[FRAGMENTO DE PÁGINA]:
================================
Una de las principales historias de mi libro actual me llegó cuando asistía a
un partido de fútbol femenino en julio de 1999 entre Estados Unidos y China en
el Rose Bowl. Hacia el final del segundo tiempo, una jugadora china falló un
pénalti y China perdió el partido. Pensé: “Mira qué interesante”. Aquí está Lu
Ying, una chica de 25 años a la que están mirando millones en el mundo. Por mis
lecturas sobre la Revolución Cultural yo sabía, además, que era poco probable
que su madre hubiera sido una atleta o algo parecido a las madres activistas
que tenemos aquí. Semejante chica de seguro no puede estar acostumbrada a tener
una audiencia internacional de ese tamaño. Después de fallar el cobro crucial,
Lu Ying se montó en un avión en Los Ángeles y viajó a China. El viaje es muy
largo para pasarlo pensando en tu fracaso. La vi del mismo modo en que vi a
Floyd Patterson [un boxeador de peso pesado, dos veces noqueado por Sonny
Liston en peleas por el título de los pesados]. Como alguien que se sobrepuso a
la derrota y a la humillación. Caen y se paran de nuevo. Lu Ying se vuelve la
mediocampista que falla un cobro y pierde el partido para China, pero que luego
sigue con su vida. Ésa es una gran historia.
¿Cómo decide que una idea no
noticiosa como ésa puede convertirse en un buen reportaje?
================================
[SECCIÓN DE DATOS]:
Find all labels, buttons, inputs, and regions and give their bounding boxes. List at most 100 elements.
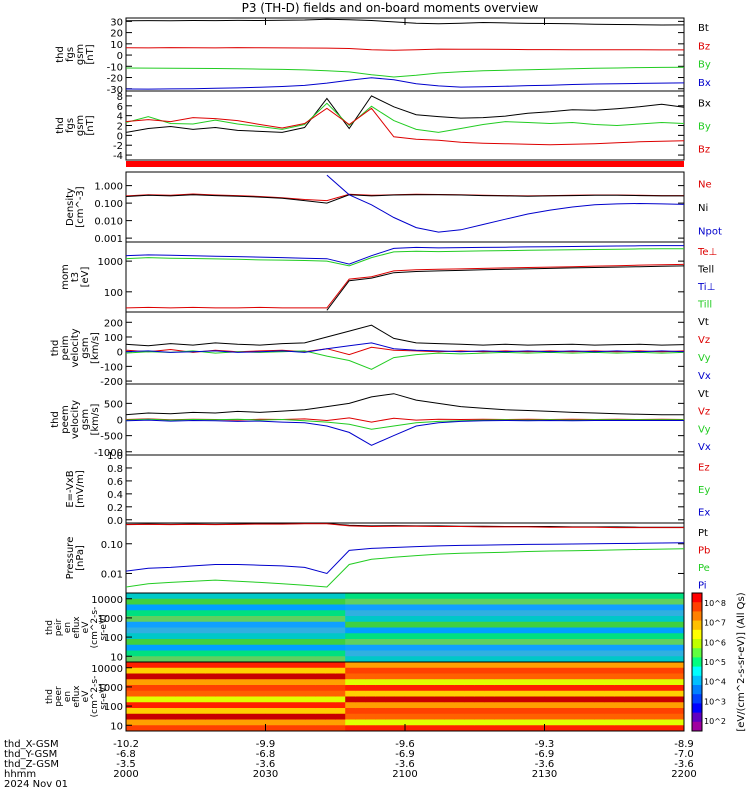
================================
[CONSIGNAS]:
(1) En el fragmento sobre el partido de fútbol femenino, ¿por qué se afirma que Lu Ying no podía estar acostumbrada a una audiencia internacional de ese tamaño? Responde en una a tres oraciones.
(2) Continúa el fragmento sobre el partido de fútbol femenino desde el punto en que termina.

[RESPUESTAS]:
(1) Por sus lecturas sobre la Revolución Cultural, quien narra sabía que era poco probable que la madre de Lu Ying hubiera sido una atleta o algo parecido a las madres activistas de su propio país. De ahí deduce que una chica así no podía estar habituada a que la miraran millones de personas en el mundo.

(2)
Yo escribo
por escenas, de modo que busco escenas prometedoras. Cuando escribí “El
puente”, traté de visualizar el puente Verrazano [puente neoyorquino que une a
Staten Island con Brooklyn, inaugurado en 1964] y los hombres que cuelgan del
cielo, a manera de imagen. La escena que abre El reino y el poder es la
de un subdirector en su oficina. La que abre Honrarás a tu padre es la
de un portero que ve, pero en realidad no mira, una demostración callejera. La
mujer de tu prójimo comienza con un niño que ve a una mujer desnuda en un
quiosco de revistas en Chicago. En Unto the Sons abro con una escena mía
en la playa. Todas las escenas anteriores podrían estar en películas. Supongo
que esencialmente trato de escribir una película.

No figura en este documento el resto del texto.